DATA EXCERPTS:
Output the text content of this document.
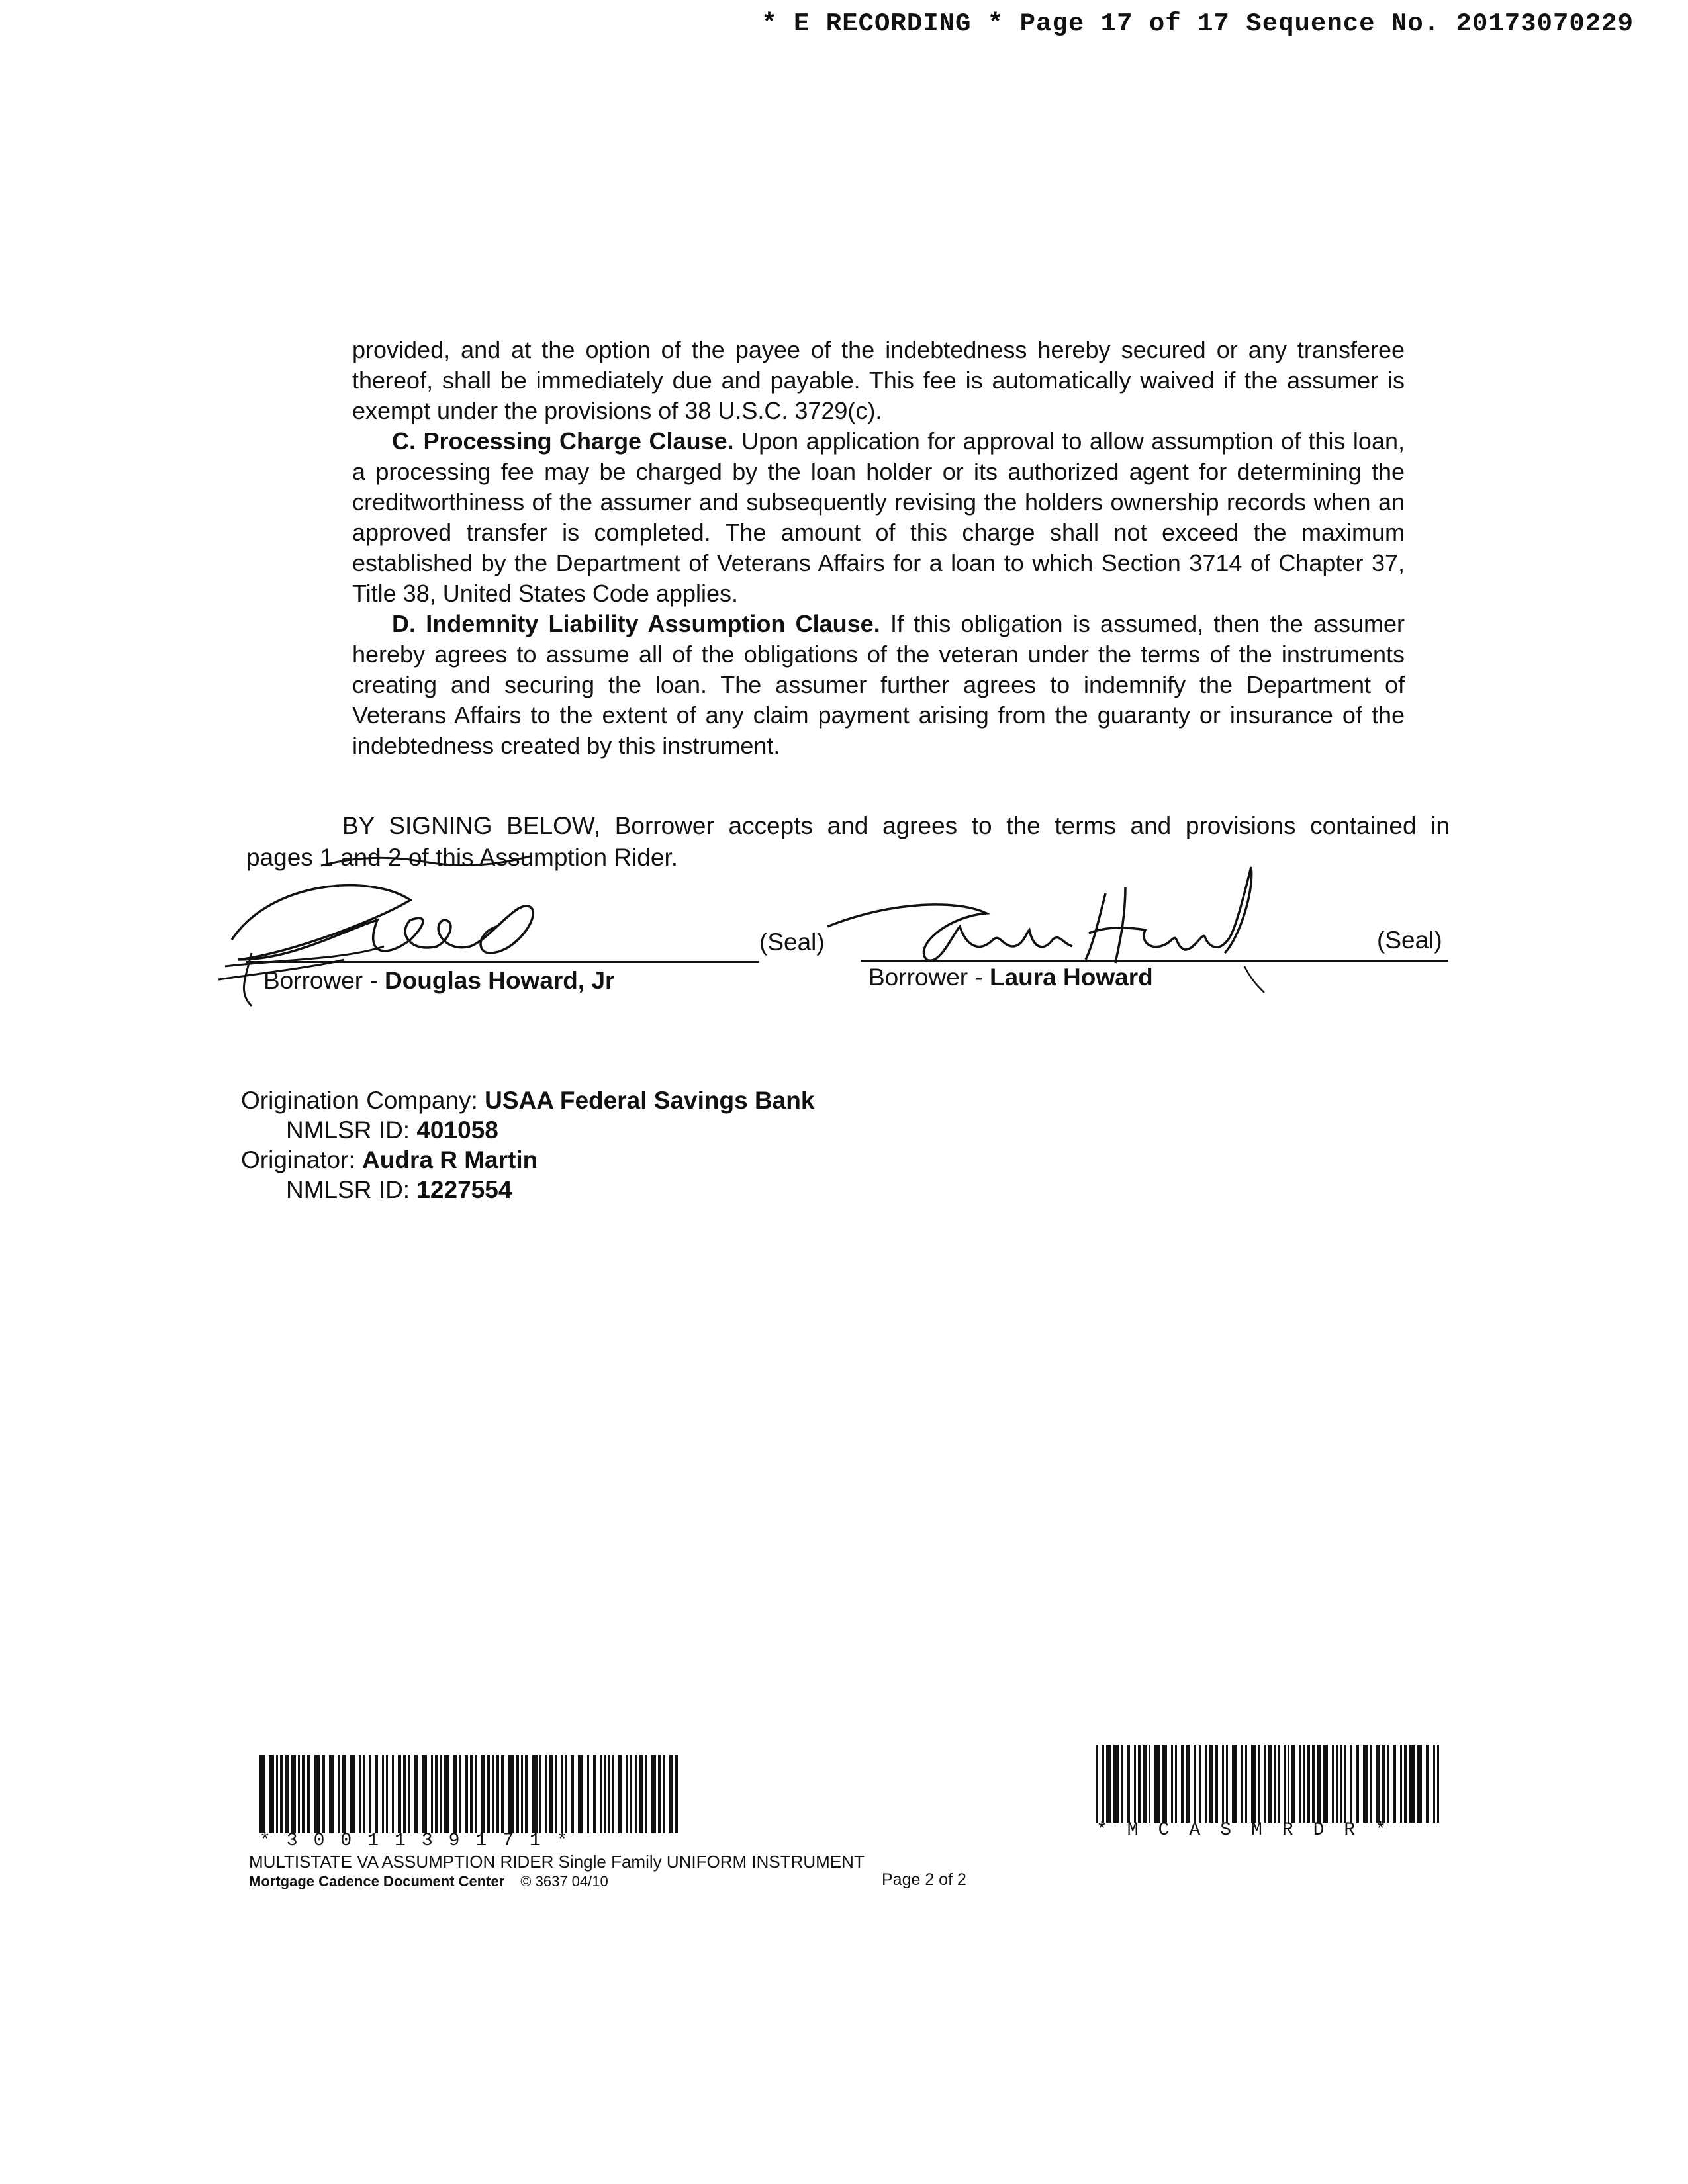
* E RECORDING * Page 17 of 17 Sequence No. 20173070229

provided, and at the option of the payee of the indebtedness hereby secured or any transferee thereof, shall be immediately due and payable. This fee is automatically waived if the assumer is exempt under the provisions of 38 U.S.C. 3729(c).

C. Processing Charge Clause. Upon application for approval to allow assumption of this loan, a processing fee may be charged by the loan holder or its authorized agent for determining the creditworthiness of the assumer and subsequently revising the holders ownership records when an approved transfer is completed. The amount of this charge shall not exceed the maximum established by the Department of Veterans Affairs for a loan to which Section 3714 of Chapter 37, Title 38, United States Code applies.

D. Indemnity Liability Assumption Clause. If this obligation is assumed, then the assumer hereby agrees to assume all of the obligations of the veteran under the terms of the instruments creating and securing the loan. The assumer further agrees to indemnify the Department of Veterans Affairs to the extent of any claim payment arising from the guaranty or insurance of the indebtedness created by this instrument.

BY SIGNING BELOW, Borrower accepts and agrees to the terms and provisions contained in
pages 1 and 2 of this Assumption Rider.
(Seal)	(Seal)
Borrower - Douglas Howard, Jr	Borrower - Laura Howard
Origination Company: USAA Federal Savings Bank
NMLSR ID: 401058
Originator: Audra R Martin
NMLSR ID: 1227554
*3001139171*
*MCASMRDR*
MULTISTATE VA ASSUMPTION RIDER Single Family UNIFORM INSTRUMENT
Mortgage Cadence Document Center © 3637 04/10	Page 2 of 2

DESCRIPTION OF THE TASK: All preceding records should be duplicated verbatim, images excepted.

ANSWER TO THE TASK:
Output the text content of this document.
* E RECORDING * Page 17 of 17 Sequence No. 20173070229

provided, and at the option of the payee of the indebtedness hereby secured or any transferee thereof, shall be immediately due and payable. This fee is automatically waived if the assumer is exempt under the provisions of 38 U.S.C. 3729(c).

C. Processing Charge Clause. Upon application for approval to allow assumption of this loan, a processing fee may be charged by the loan holder or its authorized agent for determining the creditworthiness of the assumer and subsequently revising the holders ownership records when an approved transfer is completed. The amount of this charge shall not exceed the maximum established by the Department of Veterans Affairs for a loan to which Section 3714 of Chapter 37, Title 38, United States Code applies.

D. Indemnity Liability Assumption Clause. If this obligation is assumed, then the assumer hereby agrees to assume all of the obligations of the veteran under the terms of the instruments creating and securing the loan. The assumer further agrees to indemnify the Department of Veterans Affairs to the extent of any claim payment arising from the guaranty or insurance of the indebtedness created by this instrument.

BY SIGNING BELOW, Borrower accepts and agrees to the terms and provisions contained in
pages 1 and 2 of this Assumption Rider.
(Seal)	(Seal)
Borrower - Douglas Howard, Jr	Borrower - Laura Howard
Origination Company: USAA Federal Savings Bank
NMLSR ID: 401058
Originator: Audra R Martin
NMLSR ID: 1227554
*3001139171*
*MCASMRDR*
MULTISTATE VA ASSUMPTION RIDER Single Family UNIFORM INSTRUMENT
Mortgage Cadence Document Center © 3637 04/10	Page 2 of 2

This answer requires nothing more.